* Material for the task:

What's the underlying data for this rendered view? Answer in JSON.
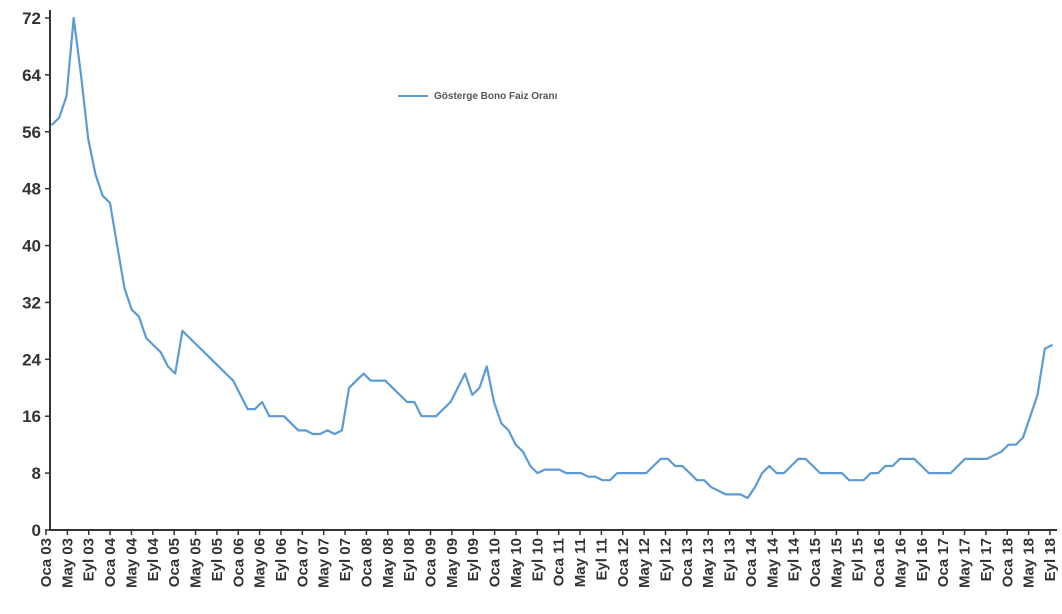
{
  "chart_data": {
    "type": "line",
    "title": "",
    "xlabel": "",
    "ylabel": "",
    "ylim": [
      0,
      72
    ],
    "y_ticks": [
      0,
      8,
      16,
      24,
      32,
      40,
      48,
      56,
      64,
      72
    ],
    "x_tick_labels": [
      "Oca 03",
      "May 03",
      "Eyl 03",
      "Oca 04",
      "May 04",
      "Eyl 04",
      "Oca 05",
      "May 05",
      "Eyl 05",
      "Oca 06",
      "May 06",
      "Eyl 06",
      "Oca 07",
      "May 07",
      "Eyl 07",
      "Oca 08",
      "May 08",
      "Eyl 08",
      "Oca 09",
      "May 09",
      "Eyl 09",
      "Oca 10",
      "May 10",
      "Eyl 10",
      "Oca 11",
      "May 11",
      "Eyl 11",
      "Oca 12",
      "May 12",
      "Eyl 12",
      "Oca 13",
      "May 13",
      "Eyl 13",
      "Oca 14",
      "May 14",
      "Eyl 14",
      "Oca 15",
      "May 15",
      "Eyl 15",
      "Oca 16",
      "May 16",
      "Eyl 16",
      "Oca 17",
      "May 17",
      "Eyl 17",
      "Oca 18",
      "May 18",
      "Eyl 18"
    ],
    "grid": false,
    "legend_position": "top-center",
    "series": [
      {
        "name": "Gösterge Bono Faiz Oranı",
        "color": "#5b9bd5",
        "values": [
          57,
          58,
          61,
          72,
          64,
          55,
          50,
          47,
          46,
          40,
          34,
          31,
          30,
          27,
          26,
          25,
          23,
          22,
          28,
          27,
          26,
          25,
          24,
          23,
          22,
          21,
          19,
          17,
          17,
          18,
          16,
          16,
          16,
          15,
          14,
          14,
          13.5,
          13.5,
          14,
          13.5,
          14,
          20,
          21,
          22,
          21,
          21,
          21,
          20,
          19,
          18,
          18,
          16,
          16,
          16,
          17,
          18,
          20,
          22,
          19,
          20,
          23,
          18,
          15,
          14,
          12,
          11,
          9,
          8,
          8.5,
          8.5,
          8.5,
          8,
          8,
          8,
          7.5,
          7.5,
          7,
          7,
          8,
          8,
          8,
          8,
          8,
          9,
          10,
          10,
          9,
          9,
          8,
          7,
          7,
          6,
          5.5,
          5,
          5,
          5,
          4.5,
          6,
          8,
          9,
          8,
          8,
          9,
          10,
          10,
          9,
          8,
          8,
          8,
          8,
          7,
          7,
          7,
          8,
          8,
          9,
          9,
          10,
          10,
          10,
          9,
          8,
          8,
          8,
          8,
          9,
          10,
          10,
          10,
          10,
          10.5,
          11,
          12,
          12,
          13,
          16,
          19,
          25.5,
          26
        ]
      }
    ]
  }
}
* * *
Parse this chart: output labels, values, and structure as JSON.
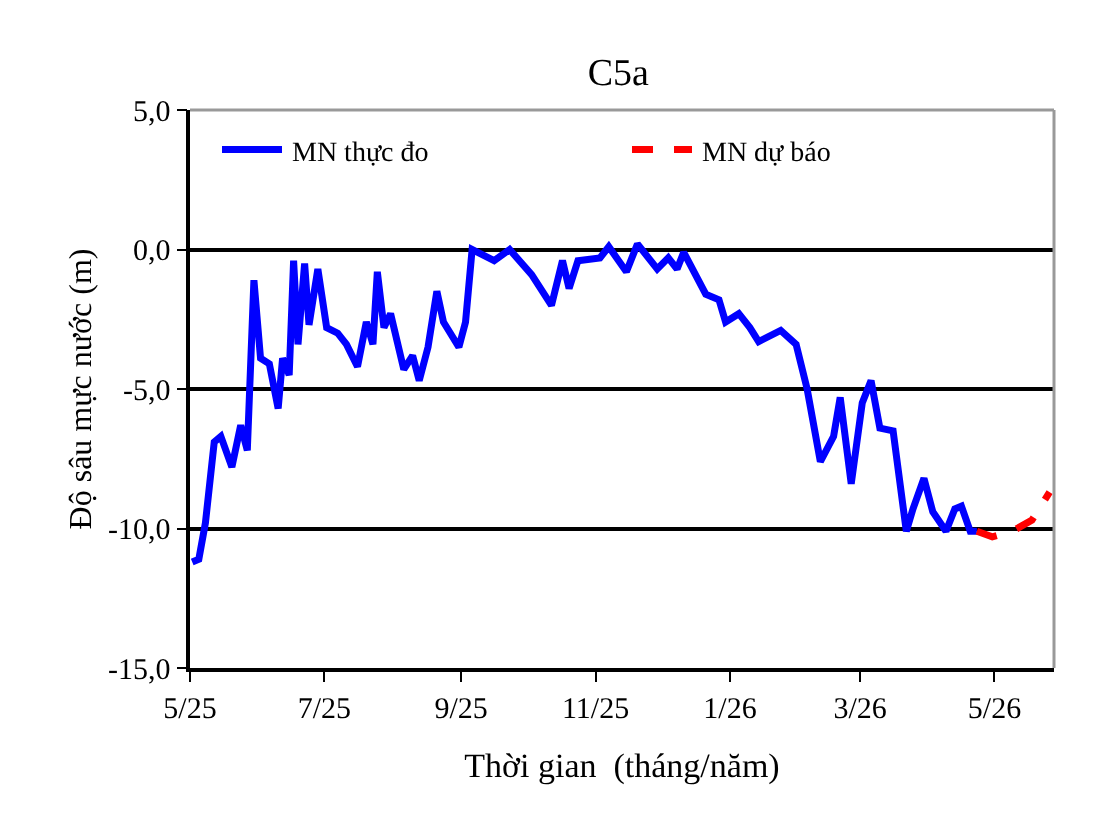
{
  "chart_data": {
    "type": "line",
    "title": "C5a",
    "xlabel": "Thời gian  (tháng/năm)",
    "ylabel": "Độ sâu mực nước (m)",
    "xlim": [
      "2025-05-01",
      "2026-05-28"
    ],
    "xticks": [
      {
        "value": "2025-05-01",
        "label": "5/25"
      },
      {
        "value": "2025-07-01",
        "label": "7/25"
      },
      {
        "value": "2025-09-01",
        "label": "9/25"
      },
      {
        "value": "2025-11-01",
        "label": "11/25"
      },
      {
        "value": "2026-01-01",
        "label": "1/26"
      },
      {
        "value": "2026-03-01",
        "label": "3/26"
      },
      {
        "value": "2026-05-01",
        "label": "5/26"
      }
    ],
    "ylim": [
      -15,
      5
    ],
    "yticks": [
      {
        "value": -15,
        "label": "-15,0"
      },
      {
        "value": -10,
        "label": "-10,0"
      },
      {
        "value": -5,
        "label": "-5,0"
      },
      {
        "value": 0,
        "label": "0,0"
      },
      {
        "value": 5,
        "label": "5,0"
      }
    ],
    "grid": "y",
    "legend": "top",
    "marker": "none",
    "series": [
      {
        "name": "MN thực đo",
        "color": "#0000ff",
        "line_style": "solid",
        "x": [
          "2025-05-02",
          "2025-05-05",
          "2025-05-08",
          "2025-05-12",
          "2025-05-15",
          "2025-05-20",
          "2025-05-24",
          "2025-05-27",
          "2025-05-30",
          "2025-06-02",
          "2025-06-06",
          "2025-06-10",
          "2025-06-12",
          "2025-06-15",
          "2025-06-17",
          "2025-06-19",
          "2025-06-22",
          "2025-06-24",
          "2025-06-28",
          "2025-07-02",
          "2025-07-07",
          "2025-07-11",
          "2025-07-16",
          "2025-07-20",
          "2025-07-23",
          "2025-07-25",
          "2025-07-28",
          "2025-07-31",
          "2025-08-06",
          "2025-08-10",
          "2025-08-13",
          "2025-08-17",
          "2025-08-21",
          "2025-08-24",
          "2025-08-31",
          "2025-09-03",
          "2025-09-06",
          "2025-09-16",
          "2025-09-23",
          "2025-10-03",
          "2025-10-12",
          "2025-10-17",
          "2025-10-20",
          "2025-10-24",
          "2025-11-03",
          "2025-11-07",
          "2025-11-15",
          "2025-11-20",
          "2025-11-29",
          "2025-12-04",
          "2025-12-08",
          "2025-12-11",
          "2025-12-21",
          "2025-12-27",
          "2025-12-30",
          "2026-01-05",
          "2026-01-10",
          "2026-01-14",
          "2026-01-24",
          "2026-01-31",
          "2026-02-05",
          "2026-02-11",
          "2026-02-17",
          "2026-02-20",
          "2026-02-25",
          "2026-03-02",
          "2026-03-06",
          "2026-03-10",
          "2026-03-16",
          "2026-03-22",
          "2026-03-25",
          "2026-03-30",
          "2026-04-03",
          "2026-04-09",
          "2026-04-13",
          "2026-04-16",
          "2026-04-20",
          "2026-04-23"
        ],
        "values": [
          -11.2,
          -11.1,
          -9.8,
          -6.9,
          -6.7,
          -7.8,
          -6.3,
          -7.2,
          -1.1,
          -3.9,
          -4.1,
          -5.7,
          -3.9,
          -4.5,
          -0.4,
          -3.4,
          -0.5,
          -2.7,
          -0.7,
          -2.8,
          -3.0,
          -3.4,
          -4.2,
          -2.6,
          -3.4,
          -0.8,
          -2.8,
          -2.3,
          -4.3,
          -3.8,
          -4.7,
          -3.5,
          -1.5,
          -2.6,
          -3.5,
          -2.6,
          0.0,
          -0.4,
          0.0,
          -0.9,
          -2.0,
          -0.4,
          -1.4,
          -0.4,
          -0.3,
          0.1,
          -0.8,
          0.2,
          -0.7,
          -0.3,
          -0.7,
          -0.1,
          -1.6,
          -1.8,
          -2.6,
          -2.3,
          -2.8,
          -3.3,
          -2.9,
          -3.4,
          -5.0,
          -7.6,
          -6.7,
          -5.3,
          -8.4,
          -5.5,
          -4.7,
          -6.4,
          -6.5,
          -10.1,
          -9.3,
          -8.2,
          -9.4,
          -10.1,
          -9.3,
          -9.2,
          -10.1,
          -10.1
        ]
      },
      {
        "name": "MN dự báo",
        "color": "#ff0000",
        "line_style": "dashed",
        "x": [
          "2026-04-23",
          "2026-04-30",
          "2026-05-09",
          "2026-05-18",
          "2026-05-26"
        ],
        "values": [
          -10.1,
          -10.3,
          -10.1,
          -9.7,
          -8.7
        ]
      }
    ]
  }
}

* What to produce: Copy out all lines from the material above that contain the string "JSON".

* Result:
What's the underlying data for this rendered view? Answer in JSON.
Parse this chart: output labels, values, and structure as JSON.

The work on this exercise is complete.